==== Supplied records ====
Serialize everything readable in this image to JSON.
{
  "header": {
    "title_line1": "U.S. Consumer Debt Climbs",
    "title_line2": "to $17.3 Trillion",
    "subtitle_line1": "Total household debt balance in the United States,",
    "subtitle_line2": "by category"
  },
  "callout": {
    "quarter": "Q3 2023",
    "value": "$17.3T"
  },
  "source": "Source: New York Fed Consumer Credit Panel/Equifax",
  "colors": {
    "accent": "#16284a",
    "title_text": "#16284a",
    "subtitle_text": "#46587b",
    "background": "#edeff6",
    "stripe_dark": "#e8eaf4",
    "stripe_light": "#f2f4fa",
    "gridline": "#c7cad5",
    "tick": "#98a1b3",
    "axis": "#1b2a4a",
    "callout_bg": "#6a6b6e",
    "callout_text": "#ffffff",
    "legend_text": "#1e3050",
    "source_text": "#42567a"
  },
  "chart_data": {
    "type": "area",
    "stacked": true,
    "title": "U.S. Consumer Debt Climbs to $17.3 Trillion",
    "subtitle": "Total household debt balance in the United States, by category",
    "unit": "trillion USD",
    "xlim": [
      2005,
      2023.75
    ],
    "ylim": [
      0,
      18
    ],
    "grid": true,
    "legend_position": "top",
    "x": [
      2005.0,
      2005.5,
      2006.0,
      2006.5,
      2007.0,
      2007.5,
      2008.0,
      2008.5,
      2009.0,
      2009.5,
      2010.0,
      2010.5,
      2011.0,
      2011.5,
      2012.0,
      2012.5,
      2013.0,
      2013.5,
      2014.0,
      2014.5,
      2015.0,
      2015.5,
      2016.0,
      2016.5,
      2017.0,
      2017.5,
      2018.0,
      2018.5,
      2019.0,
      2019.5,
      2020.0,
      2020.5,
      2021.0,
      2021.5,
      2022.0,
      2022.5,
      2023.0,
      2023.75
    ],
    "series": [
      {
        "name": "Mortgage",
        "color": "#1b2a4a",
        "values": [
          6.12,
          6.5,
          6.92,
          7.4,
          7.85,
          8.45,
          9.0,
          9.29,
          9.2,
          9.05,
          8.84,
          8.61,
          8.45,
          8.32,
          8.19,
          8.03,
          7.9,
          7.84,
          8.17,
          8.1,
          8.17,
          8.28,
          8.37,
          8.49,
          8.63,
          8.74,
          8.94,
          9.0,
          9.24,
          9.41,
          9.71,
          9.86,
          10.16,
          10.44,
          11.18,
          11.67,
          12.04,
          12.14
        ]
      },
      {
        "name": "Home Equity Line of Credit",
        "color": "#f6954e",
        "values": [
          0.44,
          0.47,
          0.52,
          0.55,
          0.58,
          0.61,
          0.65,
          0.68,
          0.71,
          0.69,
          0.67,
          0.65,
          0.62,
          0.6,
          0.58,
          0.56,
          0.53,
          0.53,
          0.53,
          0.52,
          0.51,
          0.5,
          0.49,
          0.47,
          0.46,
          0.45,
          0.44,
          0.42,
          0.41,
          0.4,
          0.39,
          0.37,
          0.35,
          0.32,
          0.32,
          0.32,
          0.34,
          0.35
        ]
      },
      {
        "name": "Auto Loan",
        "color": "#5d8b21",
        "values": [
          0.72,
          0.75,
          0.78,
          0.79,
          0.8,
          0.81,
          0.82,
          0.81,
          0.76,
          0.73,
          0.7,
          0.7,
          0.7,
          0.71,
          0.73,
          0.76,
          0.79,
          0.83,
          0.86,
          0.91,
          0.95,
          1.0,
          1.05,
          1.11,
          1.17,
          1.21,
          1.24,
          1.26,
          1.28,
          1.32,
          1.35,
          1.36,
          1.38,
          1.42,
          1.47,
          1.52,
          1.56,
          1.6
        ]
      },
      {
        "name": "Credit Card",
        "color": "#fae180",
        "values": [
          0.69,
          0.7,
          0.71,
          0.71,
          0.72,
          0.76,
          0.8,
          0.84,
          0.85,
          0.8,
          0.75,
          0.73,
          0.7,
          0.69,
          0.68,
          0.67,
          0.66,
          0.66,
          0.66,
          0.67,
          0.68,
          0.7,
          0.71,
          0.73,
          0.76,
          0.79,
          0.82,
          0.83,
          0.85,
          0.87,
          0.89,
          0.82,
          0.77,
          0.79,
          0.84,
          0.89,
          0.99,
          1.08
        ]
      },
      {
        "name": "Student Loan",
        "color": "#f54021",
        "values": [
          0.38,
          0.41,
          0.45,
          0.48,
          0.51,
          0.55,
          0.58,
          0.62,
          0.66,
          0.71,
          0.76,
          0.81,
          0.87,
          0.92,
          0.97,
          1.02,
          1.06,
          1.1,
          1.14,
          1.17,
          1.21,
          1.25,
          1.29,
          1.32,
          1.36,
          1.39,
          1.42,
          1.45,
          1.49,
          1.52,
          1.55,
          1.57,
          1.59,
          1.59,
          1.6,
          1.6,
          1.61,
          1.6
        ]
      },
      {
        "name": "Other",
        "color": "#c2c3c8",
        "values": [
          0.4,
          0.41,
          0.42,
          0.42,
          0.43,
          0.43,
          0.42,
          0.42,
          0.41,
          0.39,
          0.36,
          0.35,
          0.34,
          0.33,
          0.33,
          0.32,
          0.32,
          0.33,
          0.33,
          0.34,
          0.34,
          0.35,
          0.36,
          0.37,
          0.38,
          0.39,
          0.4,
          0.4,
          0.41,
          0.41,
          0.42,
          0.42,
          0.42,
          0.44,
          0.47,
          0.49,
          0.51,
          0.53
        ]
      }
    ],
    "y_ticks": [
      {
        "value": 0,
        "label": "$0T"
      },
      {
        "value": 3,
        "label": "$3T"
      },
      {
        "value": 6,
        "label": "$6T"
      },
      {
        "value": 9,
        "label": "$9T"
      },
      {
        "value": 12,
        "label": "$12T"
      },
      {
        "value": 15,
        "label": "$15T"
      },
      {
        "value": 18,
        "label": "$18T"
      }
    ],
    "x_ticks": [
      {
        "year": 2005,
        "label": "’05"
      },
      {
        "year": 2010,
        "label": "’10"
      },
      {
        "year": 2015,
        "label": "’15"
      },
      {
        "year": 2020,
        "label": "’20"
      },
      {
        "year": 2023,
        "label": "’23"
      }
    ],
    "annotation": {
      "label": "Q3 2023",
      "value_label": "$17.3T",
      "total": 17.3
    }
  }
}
====
(Aim): Every line of the data above should be copied exactly.

(Written solution):
Serialize everything readable in this image to JSON.
{
  "header": {
    "title_line1": "U.S. Consumer Debt Climbs",
    "title_line2": "to $17.3 Trillion",
    "subtitle_line1": "Total household debt balance in the United States,",
    "subtitle_line2": "by category"
  },
  "callout": {
    "quarter": "Q3 2023",
    "value": "$17.3T"
  },
  "source": "Source: New York Fed Consumer Credit Panel/Equifax",
  "colors": {
    "accent": "#16284a",
    "title_text": "#16284a",
    "subtitle_text": "#46587b",
    "background": "#edeff6",
    "stripe_dark": "#e8eaf4",
    "stripe_light": "#f2f4fa",
    "gridline": "#c7cad5",
    "tick": "#98a1b3",
    "axis": "#1b2a4a",
    "callout_bg": "#6a6b6e",
    "callout_text": "#ffffff",
    "legend_text": "#1e3050",
    "source_text": "#42567a"
  },
  "chart_data": {
    "type": "area",
    "stacked": true,
    "title": "U.S. Consumer Debt Climbs to $17.3 Trillion",
    "subtitle": "Total household debt balance in the United States, by category",
    "unit": "trillion USD",
    "xlim": [
      2005,
      2023.75
    ],
    "ylim": [
      0,
      18
    ],
    "grid": true,
    "legend_position": "top",
    "x": [
      2005.0,
      2005.5,
      2006.0,
      2006.5,
      2007.0,
      2007.5,
      2008.0,
      2008.5,
      2009.0,
      2009.5,
      2010.0,
      2010.5,
      2011.0,
      2011.5,
      2012.0,
      2012.5,
      2013.0,
      2013.5,
      2014.0,
      2014.5,
      2015.0,
      2015.5,
      2016.0,
      2016.5,
      2017.0,
      2017.5,
      2018.0,
      2018.5,
      2019.0,
      2019.5,
      2020.0,
      2020.5,
      2021.0,
      2021.5,
      2022.0,
      2022.5,
      2023.0,
      2023.75
    ],
    "series": [
      {
        "name": "Mortgage",
        "color": "#1b2a4a",
        "values": [
          6.12,
          6.5,
          6.92,
          7.4,
          7.85,
          8.45,
          9.0,
          9.29,
          9.2,
          9.05,
          8.84,
          8.61,
          8.45,
          8.32,
          8.19,
          8.03,
          7.9,
          7.84,
          8.17,
          8.1,
          8.17,
          8.28,
          8.37,
          8.49,
          8.63,
          8.74,
          8.94,
          9.0,
          9.24,
          9.41,
          9.71,
          9.86,
          10.16,
          10.44,
          11.18,
          11.67,
          12.04,
          12.14
        ]
      },
      {
        "name": "Home Equity Line of Credit",
        "color": "#f6954e",
        "values": [
          0.44,
          0.47,
          0.52,
          0.55,
          0.58,
          0.61,
          0.65,
          0.68,
          0.71,
          0.69,
          0.67,
          0.65,
          0.62,
          0.6,
          0.58,
          0.56,
          0.53,
          0.53,
          0.53,
          0.52,
          0.51,
          0.5,
          0.49,
          0.47,
          0.46,
          0.45,
          0.44,
          0.42,
          0.41,
          0.4,
          0.39,
          0.37,
          0.35,
          0.32,
          0.32,
          0.32,
          0.34,
          0.35
        ]
      },
      {
        "name": "Auto Loan",
        "color": "#5d8b21",
        "values": [
          0.72,
          0.75,
          0.78,
          0.79,
          0.8,
          0.81,
          0.82,
          0.81,
          0.76,
          0.73,
          0.7,
          0.7,
          0.7,
          0.71,
          0.73,
          0.76,
          0.79,
          0.83,
          0.86,
          0.91,
          0.95,
          1.0,
          1.05,
          1.11,
          1.17,
          1.21,
          1.24,
          1.26,
          1.28,
          1.32,
          1.35,
          1.36,
          1.38,
          1.42,
          1.47,
          1.52,
          1.56,
          1.6
        ]
      },
      {
        "name": "Credit Card",
        "color": "#fae180",
        "values": [
          0.69,
          0.7,
          0.71,
          0.71,
          0.72,
          0.76,
          0.8,
          0.84,
          0.85,
          0.8,
          0.75,
          0.73,
          0.7,
          0.69,
          0.68,
          0.67,
          0.66,
          0.66,
          0.66,
          0.67,
          0.68,
          0.7,
          0.71,
          0.73,
          0.76,
          0.79,
          0.82,
          0.83,
          0.85,
          0.87,
          0.89,
          0.82,
          0.77,
          0.79,
          0.84,
          0.89,
          0.99,
          1.08
        ]
      },
      {
        "name": "Student Loan",
        "color": "#f54021",
        "values": [
          0.38,
          0.41,
          0.45,
          0.48,
          0.51,
          0.55,
          0.58,
          0.62,
          0.66,
          0.71,
          0.76,
          0.81,
          0.87,
          0.92,
          0.97,
          1.02,
          1.06,
          1.1,
          1.14,
          1.17,
          1.21,
          1.25,
          1.29,
          1.32,
          1.36,
          1.39,
          1.42,
          1.45,
          1.49,
          1.52,
          1.55,
          1.57,
          1.59,
          1.59,
          1.6,
          1.6,
          1.61,
          1.6
        ]
      },
      {
        "name": "Other",
        "color": "#c2c3c8",
        "values": [
          0.4,
          0.41,
          0.42,
          0.42,
          0.43,
          0.43,
          0.42,
          0.42,
          0.41,
          0.39,
          0.36,
          0.35,
          0.34,
          0.33,
          0.33,
          0.32,
          0.32,
          0.33,
          0.33,
          0.34,
          0.34,
          0.35,
          0.36,
          0.37,
          0.38,
          0.39,
          0.4,
          0.4,
          0.41,
          0.41,
          0.42,
          0.42,
          0.42,
          0.44,
          0.47,
          0.49,
          0.51,
          0.53
        ]
      }
    ],
    "y_ticks": [
      {
        "value": 0,
        "label": "$0T"
      },
      {
        "value": 3,
        "label": "$3T"
      },
      {
        "value": 6,
        "label": "$6T"
      },
      {
        "value": 9,
        "label": "$9T"
      },
      {
        "value": 12,
        "label": "$12T"
      },
      {
        "value": 15,
        "label": "$15T"
      },
      {
        "value": 18,
        "label": "$18T"
      }
    ],
    "x_ticks": [
      {
        "year": 2005,
        "label": "’05"
      },
      {
        "year": 2010,
        "label": "’10"
      },
      {
        "year": 2015,
        "label": "’15"
      },
      {
        "year": 2020,
        "label": "’20"
      },
      {
        "year": 2023,
        "label": "’23"
      }
    ],
    "annotation": {
      "label": "Q3 2023",
      "value_label": "$17.3T",
      "total": 17.3
    }
  }
}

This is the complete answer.